What you should do: Report the count of lines below that include "true", without any other text.

Provided records:
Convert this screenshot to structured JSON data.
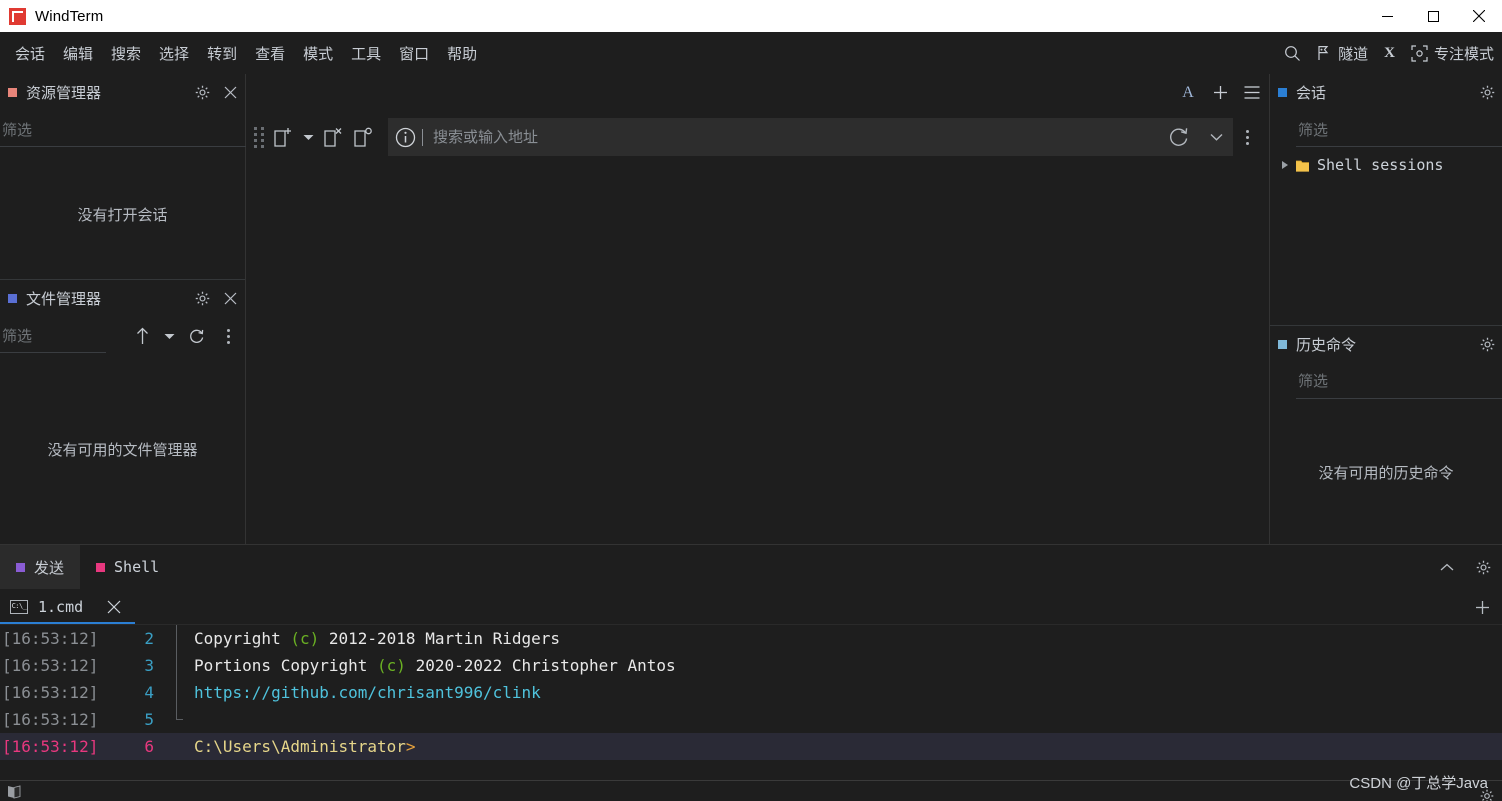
{
  "window": {
    "title": "WindTerm",
    "logo_color": "#e03a32",
    "controls": [
      {
        "name": "minimize",
        "glyph": "minimize-icon"
      },
      {
        "name": "maximize",
        "glyph": "maximize-icon"
      },
      {
        "name": "close",
        "glyph": "close-icon"
      }
    ]
  },
  "menubar": {
    "items": [
      {
        "label": "会话"
      },
      {
        "label": "编辑"
      },
      {
        "label": "搜索"
      },
      {
        "label": "选择"
      },
      {
        "label": "转到"
      },
      {
        "label": "查看"
      },
      {
        "label": "模式"
      },
      {
        "label": "工具"
      },
      {
        "label": "窗口"
      },
      {
        "label": "帮助"
      }
    ],
    "right_tools": [
      {
        "icon": "search-icon",
        "label": ""
      },
      {
        "icon": "tunnel-flag-icon",
        "label": "隧道"
      },
      {
        "icon": "x-letter-icon",
        "label": ""
      },
      {
        "icon": "focus-frame-icon",
        "label": "专注模式"
      }
    ]
  },
  "explorer": {
    "title": "资源管理器",
    "bullet_color": "#e8857a",
    "filter_placeholder": "筛选",
    "filter_value": "",
    "empty_message": "没有打开会话"
  },
  "filemanager": {
    "title": "文件管理器",
    "bullet_color": "#5a6fd4",
    "filter_placeholder": "筛选",
    "filter_value": "",
    "empty_message": "没有可用的文件管理器",
    "actions": [
      "up-arrow-icon",
      "chevron-down-icon",
      "refresh-icon",
      "more-options-icon"
    ]
  },
  "center": {
    "top_actions": [
      "font-size-icon",
      "plus-icon",
      "hamburger-menu-icon"
    ],
    "top_font_label": "A",
    "toolbar_icons": [
      "drag-grip-icon",
      "new-tab-icon",
      "chevron-down-icon",
      "close-tab-icon",
      "clone-tab-icon"
    ],
    "address": {
      "placeholder": "搜索或输入地址",
      "value": "",
      "info_icon": "info-icon",
      "reload_icon": "reload-icon",
      "chevron_icon": "chevron-down-icon"
    },
    "more_icon": "more-options-icon"
  },
  "sessions": {
    "title": "会话",
    "bullet_color": "#2b7fd4",
    "gear_icon": "gear-icon",
    "filter_placeholder": "筛选",
    "filter_value": "",
    "tree": [
      {
        "label": "Shell sessions",
        "icon": "folder-icon",
        "expanded": false,
        "folder_color": "#f3c24a"
      }
    ]
  },
  "history": {
    "title": "历史命令",
    "bullet_color": "#7fb8d8",
    "gear_icon": "gear-icon",
    "filter_placeholder": "筛选",
    "filter_value": "",
    "empty_message": "没有可用的历史命令"
  },
  "dock": {
    "tabs": [
      {
        "label": "发送",
        "bullet_color": "#8a5cd4",
        "active": true,
        "mono": false
      },
      {
        "label": "Shell",
        "bullet_color": "#e8387f",
        "active": false,
        "mono": true
      }
    ],
    "actions": [
      "collapse-chevron-icon",
      "gear-icon"
    ],
    "terminal_tabs": [
      {
        "label": "1.cmd",
        "icon": "cmd-icon",
        "icon_text": "C:\\_",
        "active": true,
        "close_icon": "close-icon"
      }
    ],
    "add_tab_icon": "plus-icon"
  },
  "terminal": {
    "lines": [
      {
        "timestamp": "[16:53:12]",
        "line_number": "2",
        "fold": "bar",
        "current": false,
        "segments": [
          {
            "text": "Copyright ",
            "color": "white"
          },
          {
            "text": "(c)",
            "color": "green"
          },
          {
            "text": " 2012-2018 Martin Ridgers",
            "color": "white"
          }
        ]
      },
      {
        "timestamp": "[16:53:12]",
        "line_number": "3",
        "fold": "bar",
        "current": false,
        "segments": [
          {
            "text": "Portions Copyright ",
            "color": "white"
          },
          {
            "text": "(c)",
            "color": "green"
          },
          {
            "text": " 2020-2022 Christopher Antos",
            "color": "white"
          }
        ]
      },
      {
        "timestamp": "[16:53:12]",
        "line_number": "4",
        "fold": "bar",
        "current": false,
        "segments": [
          {
            "text": "https://github.com/chrisant996/clink",
            "color": "cyan"
          }
        ]
      },
      {
        "timestamp": "[16:53:12]",
        "line_number": "5",
        "fold": "end",
        "current": false,
        "segments": [
          {
            "text": "",
            "color": "white"
          }
        ]
      },
      {
        "timestamp": "[16:53:12]",
        "line_number": "6",
        "fold": "none",
        "current": true,
        "segments": [
          {
            "text": "C:\\Users\\Administrator",
            "color": "yellow"
          },
          {
            "text": ">",
            "color": "orange"
          }
        ]
      }
    ]
  },
  "statusbar": {
    "icon": "panel-toggle-icon"
  },
  "watermark": {
    "text": "CSDN @丁总学Java"
  }
}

Complete response: 4